_PROBLEM:_ Check each line below for the word "JSON", and copy those that have it.

(Data entries for graphics)
=-=-=-=-=
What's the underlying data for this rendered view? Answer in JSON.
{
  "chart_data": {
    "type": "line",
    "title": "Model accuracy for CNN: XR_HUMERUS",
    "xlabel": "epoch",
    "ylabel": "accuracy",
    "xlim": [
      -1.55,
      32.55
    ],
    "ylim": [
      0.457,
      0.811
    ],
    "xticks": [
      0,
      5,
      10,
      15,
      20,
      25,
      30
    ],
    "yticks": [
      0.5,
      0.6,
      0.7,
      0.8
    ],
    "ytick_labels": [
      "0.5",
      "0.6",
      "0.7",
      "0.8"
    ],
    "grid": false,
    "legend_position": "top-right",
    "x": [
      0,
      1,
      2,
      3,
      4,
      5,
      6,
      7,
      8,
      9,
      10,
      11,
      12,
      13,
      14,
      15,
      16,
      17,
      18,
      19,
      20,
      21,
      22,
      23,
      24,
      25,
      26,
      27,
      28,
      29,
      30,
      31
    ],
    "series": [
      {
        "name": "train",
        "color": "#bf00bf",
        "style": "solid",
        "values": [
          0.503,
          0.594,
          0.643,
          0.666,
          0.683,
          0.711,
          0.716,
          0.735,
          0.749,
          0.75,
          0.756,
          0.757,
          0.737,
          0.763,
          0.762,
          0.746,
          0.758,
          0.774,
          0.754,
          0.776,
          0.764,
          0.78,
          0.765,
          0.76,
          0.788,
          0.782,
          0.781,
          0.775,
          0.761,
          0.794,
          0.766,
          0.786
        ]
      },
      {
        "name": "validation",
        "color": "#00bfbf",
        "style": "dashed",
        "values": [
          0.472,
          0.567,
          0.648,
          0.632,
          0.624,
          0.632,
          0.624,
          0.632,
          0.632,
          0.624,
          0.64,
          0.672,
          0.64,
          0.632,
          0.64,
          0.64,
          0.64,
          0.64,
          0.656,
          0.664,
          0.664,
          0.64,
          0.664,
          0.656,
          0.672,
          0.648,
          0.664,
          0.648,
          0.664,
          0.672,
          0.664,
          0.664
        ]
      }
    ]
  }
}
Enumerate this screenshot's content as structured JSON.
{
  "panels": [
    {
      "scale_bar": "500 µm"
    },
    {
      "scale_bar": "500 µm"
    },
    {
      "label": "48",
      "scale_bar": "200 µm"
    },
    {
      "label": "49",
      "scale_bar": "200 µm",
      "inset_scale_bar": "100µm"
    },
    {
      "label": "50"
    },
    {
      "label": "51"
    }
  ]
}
=-=-=-=-=
_THE REPLY:_
What's the underlying data for this rendered view? Answer in JSON.
Enumerate this screenshot's content as structured JSON.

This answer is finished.